TASK OBJECTIVE —
Every line below is to be quoted exactly, with nothing added or dropped.

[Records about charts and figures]

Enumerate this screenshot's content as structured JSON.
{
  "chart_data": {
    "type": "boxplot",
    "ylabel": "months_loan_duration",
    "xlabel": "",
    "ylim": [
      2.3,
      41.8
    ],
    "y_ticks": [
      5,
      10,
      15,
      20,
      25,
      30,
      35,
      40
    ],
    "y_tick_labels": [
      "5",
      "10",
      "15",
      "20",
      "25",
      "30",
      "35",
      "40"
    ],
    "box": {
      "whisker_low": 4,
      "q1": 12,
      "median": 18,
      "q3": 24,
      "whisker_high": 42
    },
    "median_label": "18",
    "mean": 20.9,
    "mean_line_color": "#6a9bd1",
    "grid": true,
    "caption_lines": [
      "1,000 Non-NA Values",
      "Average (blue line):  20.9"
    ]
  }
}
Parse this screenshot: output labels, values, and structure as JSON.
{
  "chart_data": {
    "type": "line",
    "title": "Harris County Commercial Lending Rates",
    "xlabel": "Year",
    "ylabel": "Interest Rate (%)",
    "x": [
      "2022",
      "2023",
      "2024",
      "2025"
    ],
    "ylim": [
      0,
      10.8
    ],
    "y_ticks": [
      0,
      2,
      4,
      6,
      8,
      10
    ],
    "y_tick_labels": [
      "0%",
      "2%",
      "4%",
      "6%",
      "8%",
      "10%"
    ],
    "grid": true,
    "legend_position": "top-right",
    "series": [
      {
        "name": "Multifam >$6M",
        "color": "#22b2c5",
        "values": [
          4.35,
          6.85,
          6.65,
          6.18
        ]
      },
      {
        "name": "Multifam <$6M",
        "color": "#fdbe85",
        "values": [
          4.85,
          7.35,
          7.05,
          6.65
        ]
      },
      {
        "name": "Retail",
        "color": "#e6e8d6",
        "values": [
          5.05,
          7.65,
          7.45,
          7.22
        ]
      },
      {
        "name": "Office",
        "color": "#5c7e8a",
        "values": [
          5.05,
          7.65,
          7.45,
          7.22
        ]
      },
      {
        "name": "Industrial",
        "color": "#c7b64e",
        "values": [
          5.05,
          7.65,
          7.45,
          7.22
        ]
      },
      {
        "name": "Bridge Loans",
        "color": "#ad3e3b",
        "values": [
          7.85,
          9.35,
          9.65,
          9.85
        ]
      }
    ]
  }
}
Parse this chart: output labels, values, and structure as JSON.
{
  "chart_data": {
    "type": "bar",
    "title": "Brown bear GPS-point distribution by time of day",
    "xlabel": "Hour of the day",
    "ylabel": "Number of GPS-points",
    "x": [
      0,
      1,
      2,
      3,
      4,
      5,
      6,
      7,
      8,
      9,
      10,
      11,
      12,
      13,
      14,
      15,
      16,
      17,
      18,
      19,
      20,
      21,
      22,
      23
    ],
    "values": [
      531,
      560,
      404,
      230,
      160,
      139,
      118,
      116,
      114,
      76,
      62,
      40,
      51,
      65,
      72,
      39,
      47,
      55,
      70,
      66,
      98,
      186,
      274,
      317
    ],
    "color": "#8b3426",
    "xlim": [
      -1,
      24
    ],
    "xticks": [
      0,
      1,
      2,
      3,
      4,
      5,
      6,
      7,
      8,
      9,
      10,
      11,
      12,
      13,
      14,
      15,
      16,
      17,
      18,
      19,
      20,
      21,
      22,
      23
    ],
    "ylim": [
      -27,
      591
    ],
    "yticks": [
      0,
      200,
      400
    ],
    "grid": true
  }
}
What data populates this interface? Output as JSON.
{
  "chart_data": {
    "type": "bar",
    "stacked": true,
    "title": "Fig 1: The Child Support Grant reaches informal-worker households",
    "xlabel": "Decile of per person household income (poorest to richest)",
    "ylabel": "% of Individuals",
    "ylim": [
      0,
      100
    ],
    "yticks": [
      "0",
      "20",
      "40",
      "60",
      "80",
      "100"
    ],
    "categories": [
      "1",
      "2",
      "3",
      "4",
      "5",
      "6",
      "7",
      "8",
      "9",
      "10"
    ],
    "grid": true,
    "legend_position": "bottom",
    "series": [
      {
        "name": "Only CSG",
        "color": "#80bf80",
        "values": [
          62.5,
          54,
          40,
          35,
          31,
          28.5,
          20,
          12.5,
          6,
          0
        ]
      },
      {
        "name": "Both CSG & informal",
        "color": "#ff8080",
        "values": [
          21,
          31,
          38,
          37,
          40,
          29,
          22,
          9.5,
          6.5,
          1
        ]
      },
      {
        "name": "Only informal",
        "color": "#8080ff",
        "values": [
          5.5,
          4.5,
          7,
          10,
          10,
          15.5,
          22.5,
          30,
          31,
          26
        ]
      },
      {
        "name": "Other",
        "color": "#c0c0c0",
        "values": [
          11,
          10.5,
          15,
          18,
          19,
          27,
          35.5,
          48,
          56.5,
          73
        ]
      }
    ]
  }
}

COMPLETED EXERCISE —
Enumerate this screenshot's content as structured JSON.
{
  "chart_data": {
    "type": "boxplot",
    "ylabel": "months_loan_duration",
    "xlabel": "",
    "ylim": [
      2.3,
      41.8
    ],
    "y_ticks": [
      5,
      10,
      15,
      20,
      25,
      30,
      35,
      40
    ],
    "y_tick_labels": [
      "5",
      "10",
      "15",
      "20",
      "25",
      "30",
      "35",
      "40"
    ],
    "box": {
      "whisker_low": 4,
      "q1": 12,
      "median": 18,
      "q3": 24,
      "whisker_high": 42
    },
    "median_label": "18",
    "mean": 20.9,
    "mean_line_color": "#6a9bd1",
    "grid": true,
    "caption_lines": [
      "1,000 Non-NA Values",
      "Average (blue line):  20.9"
    ]
  }
}
Parse this screenshot: output labels, values, and structure as JSON.
{
  "chart_data": {
    "type": "line",
    "title": "Harris County Commercial Lending Rates",
    "xlabel": "Year",
    "ylabel": "Interest Rate (%)",
    "x": [
      "2022",
      "2023",
      "2024",
      "2025"
    ],
    "ylim": [
      0,
      10.8
    ],
    "y_ticks": [
      0,
      2,
      4,
      6,
      8,
      10
    ],
    "y_tick_labels": [
      "0%",
      "2%",
      "4%",
      "6%",
      "8%",
      "10%"
    ],
    "grid": true,
    "legend_position": "top-right",
    "series": [
      {
        "name": "Multifam >$6M",
        "color": "#22b2c5",
        "values": [
          4.35,
          6.85,
          6.65,
          6.18
        ]
      },
      {
        "name": "Multifam <$6M",
        "color": "#fdbe85",
        "values": [
          4.85,
          7.35,
          7.05,
          6.65
        ]
      },
      {
        "name": "Retail",
        "color": "#e6e8d6",
        "values": [
          5.05,
          7.65,
          7.45,
          7.22
        ]
      },
      {
        "name": "Office",
        "color": "#5c7e8a",
        "values": [
          5.05,
          7.65,
          7.45,
          7.22
        ]
      },
      {
        "name": "Industrial",
        "color": "#c7b64e",
        "values": [
          5.05,
          7.65,
          7.45,
          7.22
        ]
      },
      {
        "name": "Bridge Loans",
        "color": "#ad3e3b",
        "values": [
          7.85,
          9.35,
          9.65,
          9.85
        ]
      }
    ]
  }
}
Parse this chart: output labels, values, and structure as JSON.
{
  "chart_data": {
    "type": "bar",
    "title": "Brown bear GPS-point distribution by time of day",
    "xlabel": "Hour of the day",
    "ylabel": "Number of GPS-points",
    "x": [
      0,
      1,
      2,
      3,
      4,
      5,
      6,
      7,
      8,
      9,
      10,
      11,
      12,
      13,
      14,
      15,
      16,
      17,
      18,
      19,
      20,
      21,
      22,
      23
    ],
    "values": [
      531,
      560,
      404,
      230,
      160,
      139,
      118,
      116,
      114,
      76,
      62,
      40,
      51,
      65,
      72,
      39,
      47,
      55,
      70,
      66,
      98,
      186,
      274,
      317
    ],
    "color": "#8b3426",
    "xlim": [
      -1,
      24
    ],
    "xticks": [
      0,
      1,
      2,
      3,
      4,
      5,
      6,
      7,
      8,
      9,
      10,
      11,
      12,
      13,
      14,
      15,
      16,
      17,
      18,
      19,
      20,
      21,
      22,
      23
    ],
    "ylim": [
      -27,
      591
    ],
    "yticks": [
      0,
      200,
      400
    ],
    "grid": true
  }
}
What data populates this interface? Output as JSON.
{
  "chart_data": {
    "type": "bar",
    "stacked": true,
    "title": "Fig 1: The Child Support Grant reaches informal-worker households",
    "xlabel": "Decile of per person household income (poorest to richest)",
    "ylabel": "% of Individuals",
    "ylim": [
      0,
      100
    ],
    "yticks": [
      "0",
      "20",
      "40",
      "60",
      "80",
      "100"
    ],
    "categories": [
      "1",
      "2",
      "3",
      "4",
      "5",
      "6",
      "7",
      "8",
      "9",
      "10"
    ],
    "grid": true,
    "legend_position": "bottom",
    "series": [
      {
        "name": "Only CSG",
        "color": "#80bf80",
        "values": [
          62.5,
          54,
          40,
          35,
          31,
          28.5,
          20,
          12.5,
          6,
          0
        ]
      },
      {
        "name": "Both CSG & informal",
        "color": "#ff8080",
        "values": [
          21,
          31,
          38,
          37,
          40,
          29,
          22,
          9.5,
          6.5,
          1
        ]
      },
      {
        "name": "Only informal",
        "color": "#8080ff",
        "values": [
          5.5,
          4.5,
          7,
          10,
          10,
          15.5,
          22.5,
          30,
          31,
          26
        ]
      },
      {
        "name": "Other",
        "color": "#c0c0c0",
        "values": [
          11,
          10.5,
          15,
          18,
          19,
          27,
          35.5,
          48,
          56.5,
          73
        ]
      }
    ]
  }
}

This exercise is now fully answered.